**Aim:** Single out each line with the word "Hours" and copy it.

* BEGIN *

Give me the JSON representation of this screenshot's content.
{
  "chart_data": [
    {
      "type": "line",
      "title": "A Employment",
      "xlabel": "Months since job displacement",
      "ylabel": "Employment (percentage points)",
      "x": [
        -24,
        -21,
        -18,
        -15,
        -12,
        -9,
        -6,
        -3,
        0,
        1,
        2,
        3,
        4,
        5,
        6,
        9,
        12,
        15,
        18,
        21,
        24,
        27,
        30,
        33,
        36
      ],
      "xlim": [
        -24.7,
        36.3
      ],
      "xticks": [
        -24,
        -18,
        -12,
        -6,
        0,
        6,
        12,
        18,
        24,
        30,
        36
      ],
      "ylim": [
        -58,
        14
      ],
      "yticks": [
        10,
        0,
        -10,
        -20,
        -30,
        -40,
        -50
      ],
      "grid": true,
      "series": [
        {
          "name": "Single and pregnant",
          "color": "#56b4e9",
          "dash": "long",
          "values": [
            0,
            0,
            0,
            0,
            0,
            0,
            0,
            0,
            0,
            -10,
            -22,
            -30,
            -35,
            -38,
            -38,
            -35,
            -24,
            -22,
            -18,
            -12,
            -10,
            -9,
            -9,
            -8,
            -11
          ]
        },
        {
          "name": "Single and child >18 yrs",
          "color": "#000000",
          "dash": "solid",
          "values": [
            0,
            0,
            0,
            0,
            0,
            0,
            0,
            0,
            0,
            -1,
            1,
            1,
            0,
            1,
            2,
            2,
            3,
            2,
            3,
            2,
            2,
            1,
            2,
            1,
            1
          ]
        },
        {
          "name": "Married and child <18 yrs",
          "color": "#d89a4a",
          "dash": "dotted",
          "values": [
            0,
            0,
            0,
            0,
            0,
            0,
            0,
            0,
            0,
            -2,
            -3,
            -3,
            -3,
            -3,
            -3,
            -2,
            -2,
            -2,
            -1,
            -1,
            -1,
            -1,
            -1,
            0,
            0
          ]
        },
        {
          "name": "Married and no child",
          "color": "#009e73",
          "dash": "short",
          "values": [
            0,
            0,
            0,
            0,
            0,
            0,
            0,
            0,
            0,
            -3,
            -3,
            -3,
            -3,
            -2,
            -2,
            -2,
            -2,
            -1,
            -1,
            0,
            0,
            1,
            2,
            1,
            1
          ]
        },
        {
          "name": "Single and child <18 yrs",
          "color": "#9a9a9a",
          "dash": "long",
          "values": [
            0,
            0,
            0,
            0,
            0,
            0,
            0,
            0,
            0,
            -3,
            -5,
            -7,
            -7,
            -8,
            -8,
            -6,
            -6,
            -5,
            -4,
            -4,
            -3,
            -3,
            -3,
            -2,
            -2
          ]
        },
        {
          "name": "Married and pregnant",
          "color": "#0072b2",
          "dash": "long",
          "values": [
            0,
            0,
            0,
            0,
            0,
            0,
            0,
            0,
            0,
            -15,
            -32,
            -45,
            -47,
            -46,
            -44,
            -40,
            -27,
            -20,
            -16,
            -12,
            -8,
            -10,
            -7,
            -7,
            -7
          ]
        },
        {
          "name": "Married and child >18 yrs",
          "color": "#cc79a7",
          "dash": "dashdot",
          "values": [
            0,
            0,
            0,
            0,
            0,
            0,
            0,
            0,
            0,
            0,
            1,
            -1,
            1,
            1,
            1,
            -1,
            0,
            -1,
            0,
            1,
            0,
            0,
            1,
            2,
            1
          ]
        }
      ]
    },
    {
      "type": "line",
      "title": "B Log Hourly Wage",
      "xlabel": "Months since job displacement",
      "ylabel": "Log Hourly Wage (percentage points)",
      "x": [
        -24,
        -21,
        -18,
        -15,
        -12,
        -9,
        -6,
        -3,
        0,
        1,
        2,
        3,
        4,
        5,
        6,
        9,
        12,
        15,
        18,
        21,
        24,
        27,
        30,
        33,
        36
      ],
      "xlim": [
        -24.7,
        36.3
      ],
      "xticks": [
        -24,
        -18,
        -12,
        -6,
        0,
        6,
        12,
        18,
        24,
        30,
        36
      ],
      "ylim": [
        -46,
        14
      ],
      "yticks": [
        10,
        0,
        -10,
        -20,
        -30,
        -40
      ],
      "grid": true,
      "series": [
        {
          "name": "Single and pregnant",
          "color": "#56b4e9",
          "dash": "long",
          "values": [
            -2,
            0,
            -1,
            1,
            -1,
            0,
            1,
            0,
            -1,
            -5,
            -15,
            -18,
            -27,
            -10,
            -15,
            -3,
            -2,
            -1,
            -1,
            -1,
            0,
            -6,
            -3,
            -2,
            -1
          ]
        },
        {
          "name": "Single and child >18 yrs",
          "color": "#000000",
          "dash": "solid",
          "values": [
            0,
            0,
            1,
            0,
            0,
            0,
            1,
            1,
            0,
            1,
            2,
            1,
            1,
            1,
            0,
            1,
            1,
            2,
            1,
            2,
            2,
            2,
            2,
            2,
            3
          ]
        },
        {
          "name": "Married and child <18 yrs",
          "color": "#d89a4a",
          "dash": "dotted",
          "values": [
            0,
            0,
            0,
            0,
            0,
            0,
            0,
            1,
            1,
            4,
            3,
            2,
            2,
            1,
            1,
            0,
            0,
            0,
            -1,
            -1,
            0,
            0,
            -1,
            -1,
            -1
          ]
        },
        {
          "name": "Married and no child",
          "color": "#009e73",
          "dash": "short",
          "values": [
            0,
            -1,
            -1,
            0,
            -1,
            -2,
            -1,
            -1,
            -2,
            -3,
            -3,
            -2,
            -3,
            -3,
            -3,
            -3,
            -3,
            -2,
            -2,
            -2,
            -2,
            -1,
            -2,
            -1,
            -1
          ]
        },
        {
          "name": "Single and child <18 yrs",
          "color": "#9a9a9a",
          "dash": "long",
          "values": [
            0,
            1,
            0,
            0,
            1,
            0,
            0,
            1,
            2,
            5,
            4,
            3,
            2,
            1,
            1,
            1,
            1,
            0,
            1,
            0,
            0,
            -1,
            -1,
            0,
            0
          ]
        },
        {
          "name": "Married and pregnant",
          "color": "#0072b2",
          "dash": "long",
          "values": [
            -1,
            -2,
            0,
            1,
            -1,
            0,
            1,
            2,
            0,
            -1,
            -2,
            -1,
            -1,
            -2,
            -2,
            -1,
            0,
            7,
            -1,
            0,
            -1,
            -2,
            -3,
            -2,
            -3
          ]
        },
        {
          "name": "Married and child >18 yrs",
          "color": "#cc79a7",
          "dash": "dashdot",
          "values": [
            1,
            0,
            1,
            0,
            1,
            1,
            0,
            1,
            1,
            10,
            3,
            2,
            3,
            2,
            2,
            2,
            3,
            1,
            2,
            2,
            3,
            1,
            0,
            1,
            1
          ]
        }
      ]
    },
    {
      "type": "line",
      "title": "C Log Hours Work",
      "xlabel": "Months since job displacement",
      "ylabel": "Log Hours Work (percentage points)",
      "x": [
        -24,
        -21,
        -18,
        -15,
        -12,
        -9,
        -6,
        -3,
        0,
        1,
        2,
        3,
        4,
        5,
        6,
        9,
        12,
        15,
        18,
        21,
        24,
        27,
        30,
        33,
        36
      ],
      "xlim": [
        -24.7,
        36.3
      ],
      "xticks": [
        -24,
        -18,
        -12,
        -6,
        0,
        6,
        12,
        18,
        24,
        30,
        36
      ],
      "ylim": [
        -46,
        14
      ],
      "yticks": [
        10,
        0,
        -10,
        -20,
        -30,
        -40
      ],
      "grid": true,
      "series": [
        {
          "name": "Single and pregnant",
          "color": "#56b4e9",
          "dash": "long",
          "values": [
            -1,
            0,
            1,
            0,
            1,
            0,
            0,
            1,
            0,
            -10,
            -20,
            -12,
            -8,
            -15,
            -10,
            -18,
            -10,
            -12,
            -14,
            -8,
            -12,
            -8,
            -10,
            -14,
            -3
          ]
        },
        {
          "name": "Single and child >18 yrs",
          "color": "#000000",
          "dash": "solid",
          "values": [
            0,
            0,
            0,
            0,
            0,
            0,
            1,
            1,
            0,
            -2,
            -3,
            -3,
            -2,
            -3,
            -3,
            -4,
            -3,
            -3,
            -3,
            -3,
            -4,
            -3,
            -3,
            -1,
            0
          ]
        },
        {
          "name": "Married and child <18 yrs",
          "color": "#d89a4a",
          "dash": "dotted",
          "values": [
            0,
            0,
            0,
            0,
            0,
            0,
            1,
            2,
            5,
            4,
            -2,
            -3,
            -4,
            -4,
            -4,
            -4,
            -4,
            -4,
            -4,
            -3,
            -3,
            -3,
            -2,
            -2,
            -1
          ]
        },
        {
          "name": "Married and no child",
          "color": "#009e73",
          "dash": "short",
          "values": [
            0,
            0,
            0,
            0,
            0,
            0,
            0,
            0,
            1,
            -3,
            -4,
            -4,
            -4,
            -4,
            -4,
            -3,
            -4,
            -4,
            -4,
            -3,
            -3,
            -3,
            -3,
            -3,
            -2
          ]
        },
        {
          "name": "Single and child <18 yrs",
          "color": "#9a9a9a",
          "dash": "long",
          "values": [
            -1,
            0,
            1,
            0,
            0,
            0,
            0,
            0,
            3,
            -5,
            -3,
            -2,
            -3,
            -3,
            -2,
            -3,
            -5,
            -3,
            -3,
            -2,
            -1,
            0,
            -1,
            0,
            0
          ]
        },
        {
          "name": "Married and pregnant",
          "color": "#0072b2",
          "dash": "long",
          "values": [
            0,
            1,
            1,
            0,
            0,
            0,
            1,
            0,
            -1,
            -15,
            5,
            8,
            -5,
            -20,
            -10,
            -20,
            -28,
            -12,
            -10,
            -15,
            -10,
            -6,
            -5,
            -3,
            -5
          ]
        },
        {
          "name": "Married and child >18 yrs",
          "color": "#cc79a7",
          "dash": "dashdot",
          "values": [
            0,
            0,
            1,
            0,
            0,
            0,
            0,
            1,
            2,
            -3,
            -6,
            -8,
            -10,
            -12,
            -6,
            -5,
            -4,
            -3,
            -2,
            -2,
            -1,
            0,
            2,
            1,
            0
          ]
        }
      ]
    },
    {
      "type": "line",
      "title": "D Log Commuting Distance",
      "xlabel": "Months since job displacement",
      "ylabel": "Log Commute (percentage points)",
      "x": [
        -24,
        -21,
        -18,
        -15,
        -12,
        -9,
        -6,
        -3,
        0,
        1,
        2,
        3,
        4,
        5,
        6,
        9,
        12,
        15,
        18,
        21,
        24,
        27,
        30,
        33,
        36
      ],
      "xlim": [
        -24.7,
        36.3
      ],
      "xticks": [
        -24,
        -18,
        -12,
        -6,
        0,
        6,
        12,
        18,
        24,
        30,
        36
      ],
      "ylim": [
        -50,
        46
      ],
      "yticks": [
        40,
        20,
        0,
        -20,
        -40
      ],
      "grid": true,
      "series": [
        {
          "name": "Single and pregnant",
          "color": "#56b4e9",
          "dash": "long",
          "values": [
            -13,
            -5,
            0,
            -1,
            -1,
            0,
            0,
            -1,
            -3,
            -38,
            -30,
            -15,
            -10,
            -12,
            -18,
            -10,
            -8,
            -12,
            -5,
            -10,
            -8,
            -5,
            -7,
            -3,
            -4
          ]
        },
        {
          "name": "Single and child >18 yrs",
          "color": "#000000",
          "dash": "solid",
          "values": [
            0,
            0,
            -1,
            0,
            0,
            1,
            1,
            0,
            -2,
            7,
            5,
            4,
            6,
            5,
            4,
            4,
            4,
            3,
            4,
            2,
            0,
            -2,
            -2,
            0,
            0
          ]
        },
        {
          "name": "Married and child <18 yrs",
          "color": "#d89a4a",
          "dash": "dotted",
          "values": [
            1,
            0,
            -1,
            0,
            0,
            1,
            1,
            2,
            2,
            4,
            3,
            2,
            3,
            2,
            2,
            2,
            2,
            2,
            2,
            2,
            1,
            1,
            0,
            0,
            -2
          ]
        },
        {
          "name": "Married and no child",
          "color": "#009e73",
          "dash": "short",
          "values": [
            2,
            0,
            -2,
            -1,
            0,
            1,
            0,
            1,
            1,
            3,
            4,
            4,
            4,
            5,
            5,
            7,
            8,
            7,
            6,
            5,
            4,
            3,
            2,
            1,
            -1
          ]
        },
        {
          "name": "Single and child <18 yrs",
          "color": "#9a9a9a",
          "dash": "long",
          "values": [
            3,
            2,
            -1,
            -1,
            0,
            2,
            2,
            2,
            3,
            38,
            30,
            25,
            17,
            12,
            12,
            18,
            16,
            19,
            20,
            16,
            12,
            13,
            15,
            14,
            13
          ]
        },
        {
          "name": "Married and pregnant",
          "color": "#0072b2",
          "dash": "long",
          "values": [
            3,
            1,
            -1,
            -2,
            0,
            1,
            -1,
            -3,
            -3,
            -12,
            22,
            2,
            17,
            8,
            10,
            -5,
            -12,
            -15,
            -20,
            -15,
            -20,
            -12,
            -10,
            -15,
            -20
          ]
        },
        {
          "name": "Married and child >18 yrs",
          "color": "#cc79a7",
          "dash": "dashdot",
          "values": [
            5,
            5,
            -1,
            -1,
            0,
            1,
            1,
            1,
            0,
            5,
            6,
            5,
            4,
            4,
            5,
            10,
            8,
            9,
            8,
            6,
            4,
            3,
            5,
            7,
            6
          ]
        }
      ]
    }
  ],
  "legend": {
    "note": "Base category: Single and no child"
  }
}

* END *

**Output for this exercise:**
      "title": "C Log Hours Work",
      "ylabel": "Log Hours Work (percentage points)",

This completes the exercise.